--- BEGIN ---

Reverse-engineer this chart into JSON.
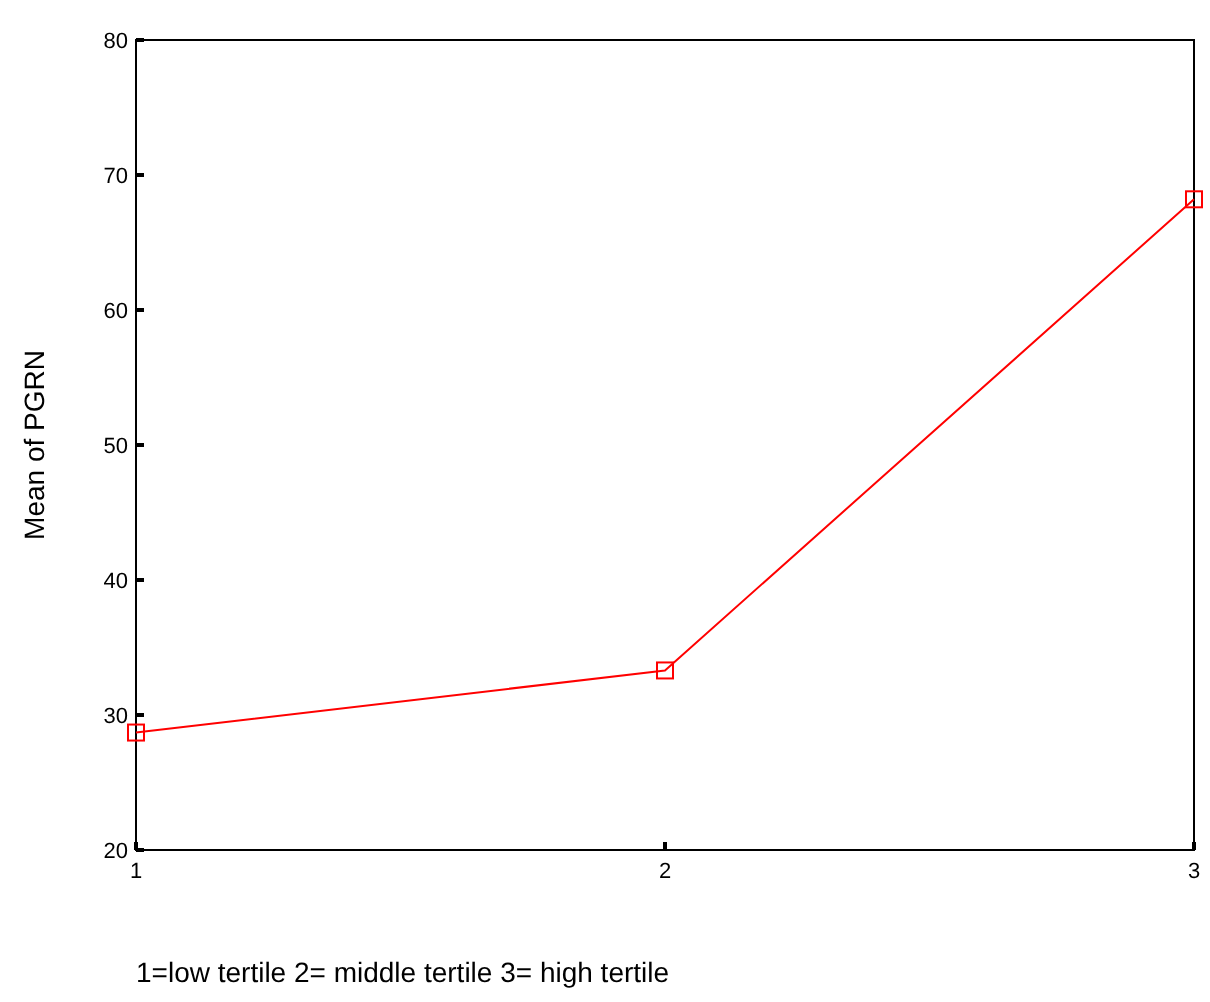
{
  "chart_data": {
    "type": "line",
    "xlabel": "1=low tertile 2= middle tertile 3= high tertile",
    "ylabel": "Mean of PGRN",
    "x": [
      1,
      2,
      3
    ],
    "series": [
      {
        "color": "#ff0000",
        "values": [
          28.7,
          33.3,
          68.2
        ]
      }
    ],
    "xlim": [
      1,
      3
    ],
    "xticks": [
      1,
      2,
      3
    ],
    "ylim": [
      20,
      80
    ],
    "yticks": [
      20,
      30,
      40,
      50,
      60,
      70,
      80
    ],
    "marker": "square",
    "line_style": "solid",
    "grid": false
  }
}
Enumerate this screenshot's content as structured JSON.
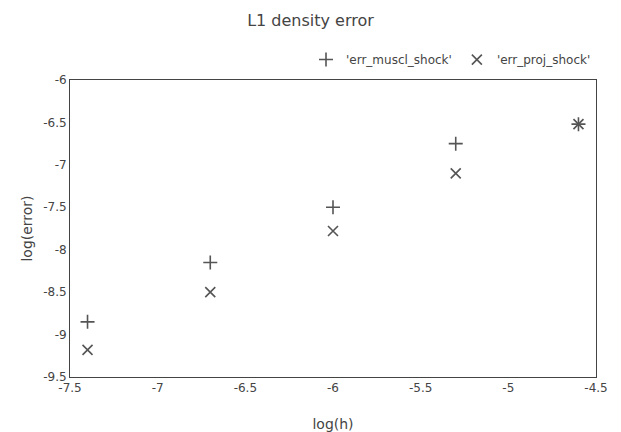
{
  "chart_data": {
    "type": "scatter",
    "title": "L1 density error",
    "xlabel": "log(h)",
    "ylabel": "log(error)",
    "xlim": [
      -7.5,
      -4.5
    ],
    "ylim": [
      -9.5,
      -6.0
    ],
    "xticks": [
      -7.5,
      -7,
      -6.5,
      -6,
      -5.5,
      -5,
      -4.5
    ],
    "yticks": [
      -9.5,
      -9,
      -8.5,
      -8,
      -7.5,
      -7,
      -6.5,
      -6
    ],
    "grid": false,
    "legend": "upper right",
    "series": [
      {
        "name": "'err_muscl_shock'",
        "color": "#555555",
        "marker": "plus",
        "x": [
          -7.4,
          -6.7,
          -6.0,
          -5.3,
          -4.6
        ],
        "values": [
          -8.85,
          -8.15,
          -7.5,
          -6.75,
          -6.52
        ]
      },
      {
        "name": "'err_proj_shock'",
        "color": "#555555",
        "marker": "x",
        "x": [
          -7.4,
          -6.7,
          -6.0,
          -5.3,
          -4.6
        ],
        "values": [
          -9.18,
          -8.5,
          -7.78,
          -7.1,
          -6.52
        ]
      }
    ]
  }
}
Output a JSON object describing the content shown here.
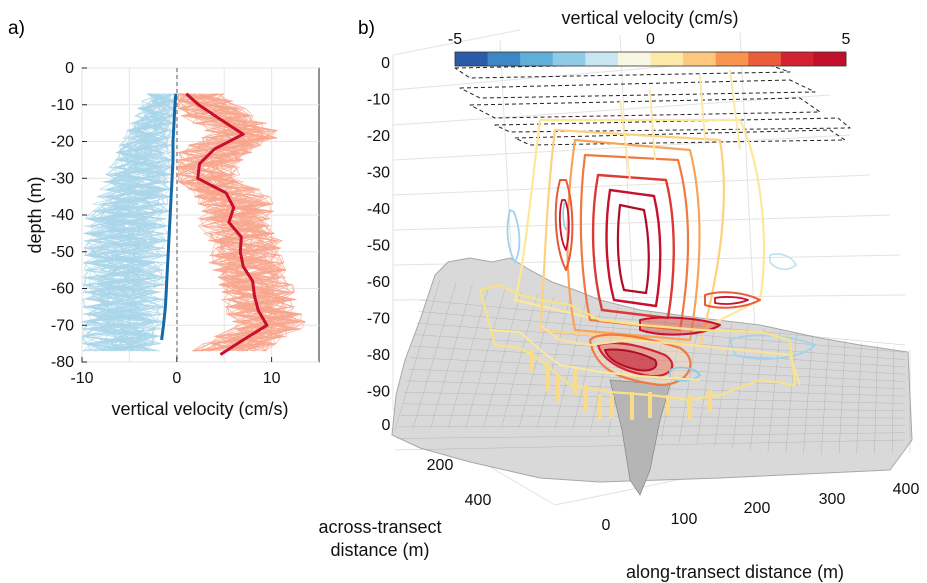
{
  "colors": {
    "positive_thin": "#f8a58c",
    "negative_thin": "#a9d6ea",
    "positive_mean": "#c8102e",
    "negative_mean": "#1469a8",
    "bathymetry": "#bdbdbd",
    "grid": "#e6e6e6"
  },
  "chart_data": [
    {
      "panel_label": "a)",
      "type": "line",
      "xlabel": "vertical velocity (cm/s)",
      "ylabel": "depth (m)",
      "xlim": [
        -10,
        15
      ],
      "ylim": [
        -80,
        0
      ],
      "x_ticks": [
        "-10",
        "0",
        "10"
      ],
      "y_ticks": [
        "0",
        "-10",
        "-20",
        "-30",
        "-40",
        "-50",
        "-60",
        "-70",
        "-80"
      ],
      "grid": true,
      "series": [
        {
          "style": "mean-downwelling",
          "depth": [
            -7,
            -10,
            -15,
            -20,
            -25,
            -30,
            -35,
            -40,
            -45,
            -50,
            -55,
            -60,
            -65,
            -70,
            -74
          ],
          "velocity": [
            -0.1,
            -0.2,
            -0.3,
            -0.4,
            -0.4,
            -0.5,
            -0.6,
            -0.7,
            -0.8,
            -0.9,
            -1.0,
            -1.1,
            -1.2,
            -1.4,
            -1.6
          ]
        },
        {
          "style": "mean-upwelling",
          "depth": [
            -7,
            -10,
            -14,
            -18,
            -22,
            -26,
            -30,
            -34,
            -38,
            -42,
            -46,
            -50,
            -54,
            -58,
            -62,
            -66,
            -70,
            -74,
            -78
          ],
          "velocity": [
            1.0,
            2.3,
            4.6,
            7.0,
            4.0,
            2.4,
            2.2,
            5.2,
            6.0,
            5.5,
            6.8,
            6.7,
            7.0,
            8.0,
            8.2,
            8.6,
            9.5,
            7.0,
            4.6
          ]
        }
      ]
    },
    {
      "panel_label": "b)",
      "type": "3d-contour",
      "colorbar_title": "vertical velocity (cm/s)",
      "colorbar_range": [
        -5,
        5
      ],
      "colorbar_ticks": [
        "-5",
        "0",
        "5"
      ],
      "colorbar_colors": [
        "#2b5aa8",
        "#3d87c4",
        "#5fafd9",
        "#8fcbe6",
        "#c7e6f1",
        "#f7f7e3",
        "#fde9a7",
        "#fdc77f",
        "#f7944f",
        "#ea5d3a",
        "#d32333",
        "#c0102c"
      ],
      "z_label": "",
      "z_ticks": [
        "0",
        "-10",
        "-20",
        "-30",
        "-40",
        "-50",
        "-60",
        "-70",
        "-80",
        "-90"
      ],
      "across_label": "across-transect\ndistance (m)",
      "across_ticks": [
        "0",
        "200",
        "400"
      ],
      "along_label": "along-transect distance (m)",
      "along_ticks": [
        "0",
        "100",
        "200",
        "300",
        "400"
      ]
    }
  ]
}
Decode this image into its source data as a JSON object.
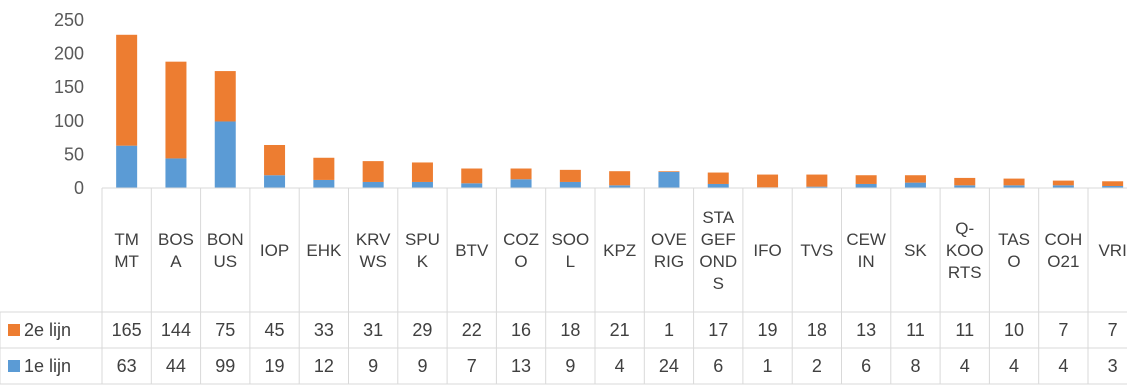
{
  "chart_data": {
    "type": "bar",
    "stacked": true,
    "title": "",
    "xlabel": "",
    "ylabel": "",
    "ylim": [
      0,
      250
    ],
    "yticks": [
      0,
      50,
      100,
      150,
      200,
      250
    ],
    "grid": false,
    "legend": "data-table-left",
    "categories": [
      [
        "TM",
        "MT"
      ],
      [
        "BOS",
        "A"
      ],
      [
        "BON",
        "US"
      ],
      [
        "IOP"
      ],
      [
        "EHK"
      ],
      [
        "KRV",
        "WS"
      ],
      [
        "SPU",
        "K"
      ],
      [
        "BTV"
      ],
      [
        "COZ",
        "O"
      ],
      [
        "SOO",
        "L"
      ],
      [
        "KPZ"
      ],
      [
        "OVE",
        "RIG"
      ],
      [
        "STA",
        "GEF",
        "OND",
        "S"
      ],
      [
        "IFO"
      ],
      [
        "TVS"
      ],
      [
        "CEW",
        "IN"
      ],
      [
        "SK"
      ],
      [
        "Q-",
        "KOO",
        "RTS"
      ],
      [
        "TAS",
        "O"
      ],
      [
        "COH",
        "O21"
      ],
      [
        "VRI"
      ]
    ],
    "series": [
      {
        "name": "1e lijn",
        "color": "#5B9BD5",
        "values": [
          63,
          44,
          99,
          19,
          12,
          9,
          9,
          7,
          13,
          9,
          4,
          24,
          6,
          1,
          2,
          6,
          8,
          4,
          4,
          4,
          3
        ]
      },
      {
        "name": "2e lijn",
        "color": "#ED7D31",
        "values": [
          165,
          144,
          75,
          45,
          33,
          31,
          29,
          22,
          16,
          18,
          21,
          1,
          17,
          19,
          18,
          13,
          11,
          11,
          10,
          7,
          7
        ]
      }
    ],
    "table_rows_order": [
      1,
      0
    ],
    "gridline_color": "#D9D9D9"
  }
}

--- END ---

_SET EXERCISE_
Gather each line from the entries above that includes the word "name".

_FINISHED EXERCISE_
        "name": "'err_muscl_shock'",
        "name": "'err_proj_shock'",
        "name": "1e lijn",
        "name": "2e lijn",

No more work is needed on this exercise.